[Raw records]
——————

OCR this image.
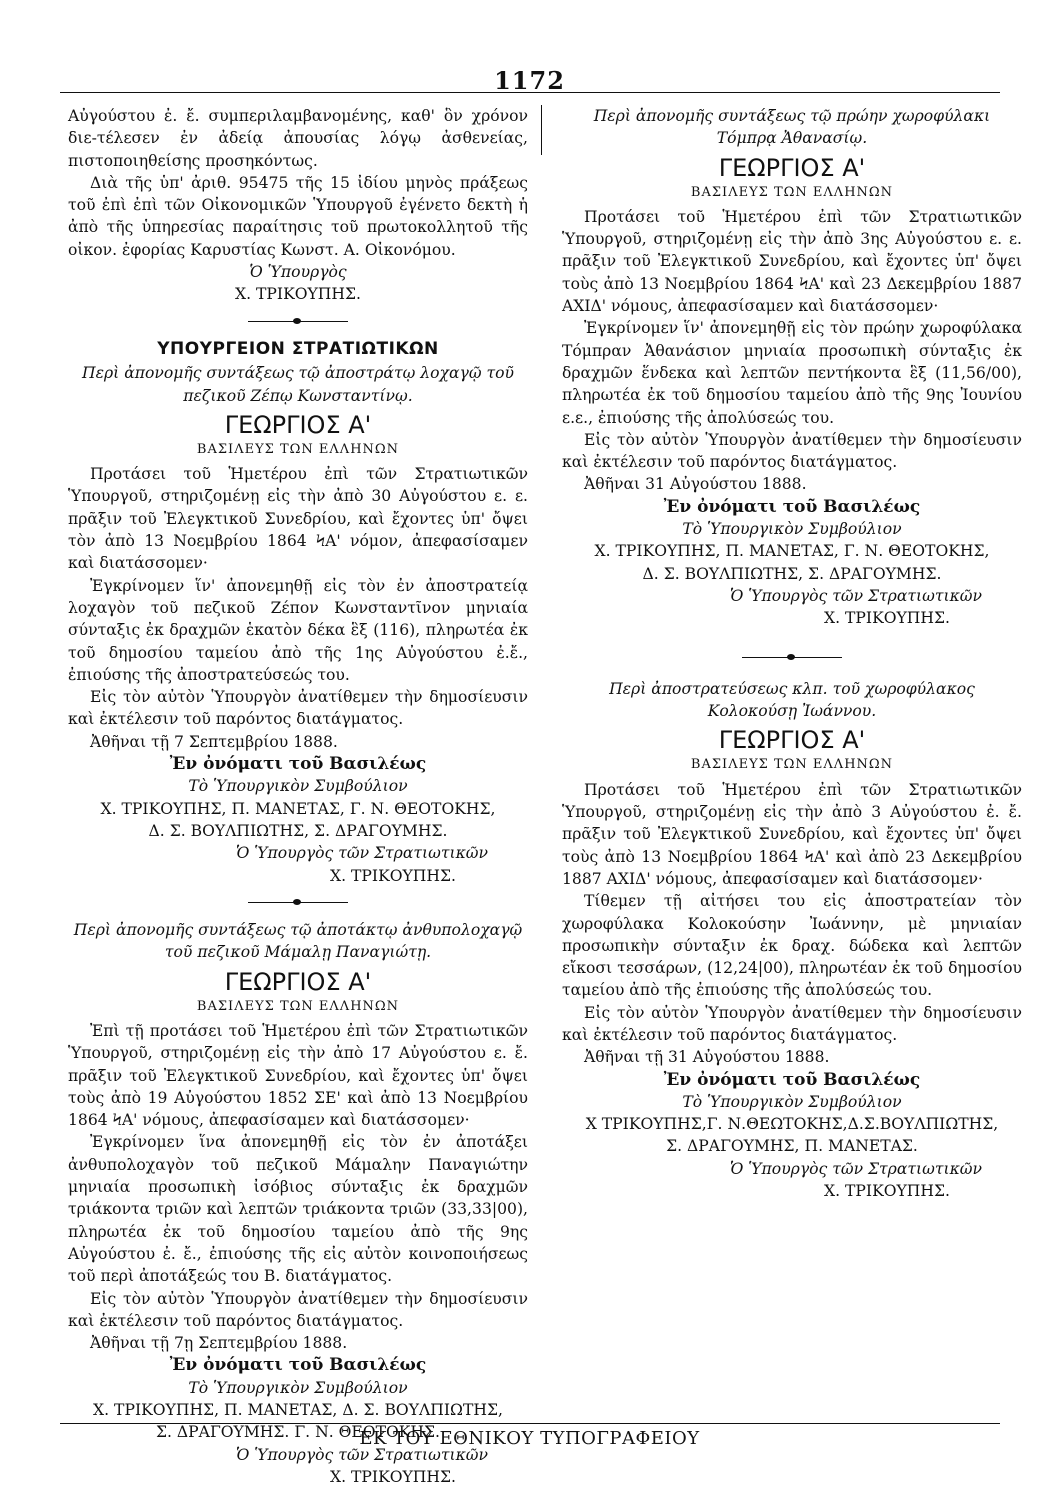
1172

Αὐγούστου ἐ. ἔ. συμπεριλαμβανομένης, καθ' ὃν χρόνον διε-τέλεσεν ἐν ἀδείᾳ ἀπουσίας λόγῳ ἀσθενείας, πιστοποιηθείσης προσηκόντως.

Διὰ τῆς ὑπ' ἀριθ. 95475 τῆς 15 ἰδίου μηνὸς πράξεως τοῦ ἐπὶ ἐπὶ τῶν Οἰκονομικῶν Ὑπουργοῦ ἐγένετο δεκτὴ ἡ ἀπὸ τῆς ὑπηρεσίας παραίτησις τοῦ πρωτοκολλητοῦ τῆς οἰκον. ἐφορίας Καρυστίας Κωνστ. Α. Οἰκονόμου.

Ὁ Ὑπουργὸς

Χ. ΤΡΙΚΟΥΠΗΣ.

ΥΠΟΥΡΓΕΙΟΝ ΣΤΡΑΤΙΩΤΙΚΩΝ

Περὶ ἀπονομῆς συντάξεως τῷ ἀποστράτῳ λοχαγῷ τοῦ πεζικοῦ Ζέπῳ Κωνσταντίνῳ.

ΓΕΩΡΓΙΟΣ Α'

ΒΑΣΙΛΕΥΣ ΤΩΝ ΕΛΛΗΝΩΝ

Προτάσει τοῦ Ἡμετέρου ἐπὶ τῶν Στρατιωτικῶν Ὑπουργοῦ, στηριζομένῃ εἰς τὴν ἀπὸ 30 Αὐγούστου ε. ε. πρᾶξιν τοῦ Ἐλεγκτικοῦ Συνεδρίου, καὶ ἔχοντες ὑπ' ὄψει τὸν ἀπὸ 13 Νοεμβρίου 1864 ϞΑ' νόμον, ἀπεφασίσαμεν καὶ διατάσσομεν·

Ἐγκρίνομεν ἵν' ἀπονεμηθῇ εἰς τὸν ἐν ἀποστρατείᾳ λοχαγὸν τοῦ πεζικοῦ Ζέπον Κωνσταντῖνον μηνιαία σύνταξις ἐκ δραχμῶν ἑκατὸν δέκα ἓξ (116), πληρωτέα ἐκ τοῦ δημοσίου ταμείου ἀπὸ τῆς 1ης Αὐγούστου ἐ.ἔ., ἐπιούσης τῆς ἀποστρατεύσεώς του.

Εἰς τὸν αὐτὸν Ὑπουργὸν ἀνατίθεμεν τὴν δημοσίευσιν καὶ ἐκτέλεσιν τοῦ παρόντος διατάγματος.

Ἀθῆναι τῇ 7 Σεπτεμβρίου 1888.

Ἐν ὀνόματι τοῦ Βασιλέως

Τὸ Ὑπουργικὸν Συμβούλιον

Χ. ΤΡΙΚΟΥΠΗΣ, Π. ΜΑΝΕΤΑΣ, Γ. Ν. ΘΕΟΤΟΚΗΣ,

Δ. Σ. ΒΟΥΛΠΙΩΤΗΣ, Σ. ΔΡΑΓΟΥΜΗΣ.

Ὁ Ὑπουργὸς τῶν Στρατιωτικῶν

Χ. ΤΡΙΚΟΥΠΗΣ.

Περὶ ἀπονομῆς συντάξεως τῷ ἀποτάκτῳ ἀνθυπολοχαγῷ τοῦ πεζικοῦ Μάμαλῃ Παναγιώτῃ.

ΓΕΩΡΓΙΟΣ Α'

ΒΑΣΙΛΕΥΣ ΤΩΝ ΕΛΛΗΝΩΝ

Ἐπὶ τῇ προτάσει τοῦ Ἡμετέρου ἐπὶ τῶν Στρατιωτικῶν Ὑπουργοῦ, στηριζομένῃ εἰς τὴν ἀπὸ 17 Αὐγούστου ε. ἔ. πρᾶξιν τοῦ Ἐλεγκτικοῦ Συνεδρίου, καὶ ἔχοντες ὑπ' ὄψει τοὺς ἀπὸ 19 Αὐγούστου 1852 ΣΕ' καὶ ἀπὸ 13 Νοεμβρίου 1864 ϞΑ' νόμους, ἀπεφασίσαμεν καὶ διατάσσομεν·

Ἐγκρίνομεν ἵνα ἀπονεμηθῇ εἰς τὸν ἐν ἀποτάξει ἀνθυπολοχαγὸν τοῦ πεζικοῦ Μάμαλην Παναγιώτην μηνιαία προσωπικὴ ἰσόβιος σύνταξις ἐκ δραχμῶν τριάκοντα τριῶν καὶ λεπτῶν τριάκοντα τριῶν (33,33|00), πληρωτέα ἐκ τοῦ δημοσίου ταμείου ἀπὸ τῆς 9ης Αὐγούστου ἐ. ἔ., ἐπιούσης τῆς εἰς αὐτὸν κοινοποιήσεως τοῦ περὶ ἀποτάξεώς του Β. διατάγματος.

Εἰς τὸν αὐτὸν Ὑπουργὸν ἀνατίθεμεν τὴν δημοσίευσιν καὶ ἐκτέλεσιν τοῦ παρόντος διατάγματος.

Ἀθῆναι τῇ 7ῃ Σεπτεμβρίου 1888.

Ἐν ὀνόματι τοῦ Βασιλέως

Τὸ Ὑπουργικὸν Συμβούλιον

Χ. ΤΡΙΚΟΥΠΗΣ, Π. ΜΑΝΕΤΑΣ, Δ. Σ. ΒΟΥΛΠΙΩΤΗΣ,

Σ. ΔΡΑΓΟΥΜΗΣ. Γ. Ν. ΘΕΟΤΟΚΗΣ.

Ὁ Ὑπουργὸς τῶν Στρατιωτικῶν

Χ. ΤΡΙΚΟΥΠΗΣ.

Περὶ ἀπονομῆς συντάξεως τῷ πρώην χωροφύλακι Τόμπρᾳ Ἀθανασίῳ.

ΓΕΩΡΓΙΟΣ Α'

ΒΑΣΙΛΕΥΣ ΤΩΝ ΕΛΛΗΝΩΝ

Προτάσει τοῦ Ἡμετέρου ἐπὶ τῶν Στρατιωτικῶν Ὑπουργοῦ, στηριζομένῃ εἰς τὴν ἀπὸ 3ης Αὐγούστου ε. ε. πρᾶξιν τοῦ Ἐλεγκτικοῦ Συνεδρίου, καὶ ἔχοντες ὑπ' ὄψει τοὺς ἀπὸ 13 Νοεμβρίου 1864 ϞΑ' καὶ 23 Δεκεμβρίου 1887 ΑΧΙΔ' νόμους, ἀπεφασίσαμεν καὶ διατάσσομεν·

Ἐγκρίνομεν ἵν' ἀπονεμηθῇ εἰς τὸν πρώην χωροφύλακα Τόμπραν Ἀθανάσιον μηνιαία προσωπικὴ σύνταξις ἐκ δραχμῶν ἕνδεκα καὶ λεπτῶν πεντήκοντα ἓξ (11,56/00), πληρωτέα ἐκ τοῦ δημοσίου ταμείου ἀπὸ τῆς 9ης Ἰουνίου ε.ε., ἐπιούσης τῆς ἀπολύσεώς του.

Εἰς τὸν αὐτὸν Ὑπουργὸν ἀνατίθεμεν τὴν δημοσίευσιν καὶ ἐκτέλεσιν τοῦ παρόντος διατάγματος.

Ἀθῆναι 31 Αὐγούστου 1888.

Ἐν ὀνόματι τοῦ Βασιλέως

Τὸ Ὑπουργικὸν Συμβούλιον

Χ. ΤΡΙΚΟΥΠΗΣ, Π. ΜΑΝΕΤΑΣ, Γ. Ν. ΘΕΟΤΟΚΗΣ,

Δ. Σ. ΒΟΥΛΠΙΩΤΗΣ, Σ. ΔΡΑΓΟΥΜΗΣ.

Ὁ Ὑπουργὸς τῶν Στρατιωτικῶν

Χ. ΤΡΙΚΟΥΠΗΣ.

Περὶ ἀποστρατεύσεως κλπ. τοῦ χωροφύλακος Κολοκούσῃ Ἰωάννου.

ΓΕΩΡΓΙΟΣ Α'

ΒΑΣΙΛΕΥΣ ΤΩΝ ΕΛΛΗΝΩΝ

Προτάσει τοῦ Ἡμετέρου ἐπὶ τῶν Στρατιωτικῶν Ὑπουργοῦ, στηριζομένῃ εἰς τὴν ἀπὸ 3 Αὐγούστου ἐ. ἔ. πρᾶξιν τοῦ Ἐλεγκτικοῦ Συνεδρίου, καὶ ἔχοντες ὑπ' ὄψει τοὺς ἀπὸ 13 Νοεμβρίου 1864 ϞΑ' καὶ ἀπὸ 23 Δεκεμβρίου 1887 ΑΧΙΔ' νόμους, ἀπεφασίσαμεν καὶ διατάσσομεν·

Τίθεμεν τῇ αἰτήσει του εἰς ἀποστρατείαν τὸν χωροφύλακα Κολοκούσην Ἰωάννην, μὲ μηνιαίαν προσωπικὴν σύνταξιν ἐκ δραχ. δώδεκα καὶ λεπτῶν εἴκοσι τεσσάρων, (12,24|00), πληρωτέαν ἐκ τοῦ δημοσίου ταμείου ἀπὸ τῆς ἐπιούσης τῆς ἀπολύσεώς του.

Εἰς τὸν αὐτὸν Ὑπουργὸν ἀνατίθεμεν τὴν δημοσίευσιν καὶ ἐκτέλεσιν τοῦ παρόντος διατάγματος.

Ἀθῆναι τῇ 31 Αὐγούστου 1888.

Ἐν ὀνόματι τοῦ Βασιλέως

Τὸ Ὑπουργικὸν Συμβούλιον

Χ ΤΡΙΚΟΥΠΗΣ,Γ. Ν.ΘΕΩΤΟΚΗΣ,Δ.Σ.ΒΟΥΛΠΙΩΤΗΣ,

Σ. ΔΡΑΓΟΥΜΗΣ, Π. ΜΑΝΕΤΑΣ.

Ὁ Ὑπουργὸς τῶν Στρατιωτικῶν

Χ. ΤΡΙΚΟΥΠΗΣ.

ΕΚ ΤΟΥ ΕΘΝΙΚΟΥ ΤΥΠΟΓΡΑΦΕΙΟΥ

——————

- _Stated exercise_:
Output nothing but the number of lines in the data containing the string "ἀπολύσεώς".

- _Solution for this exercise_:
2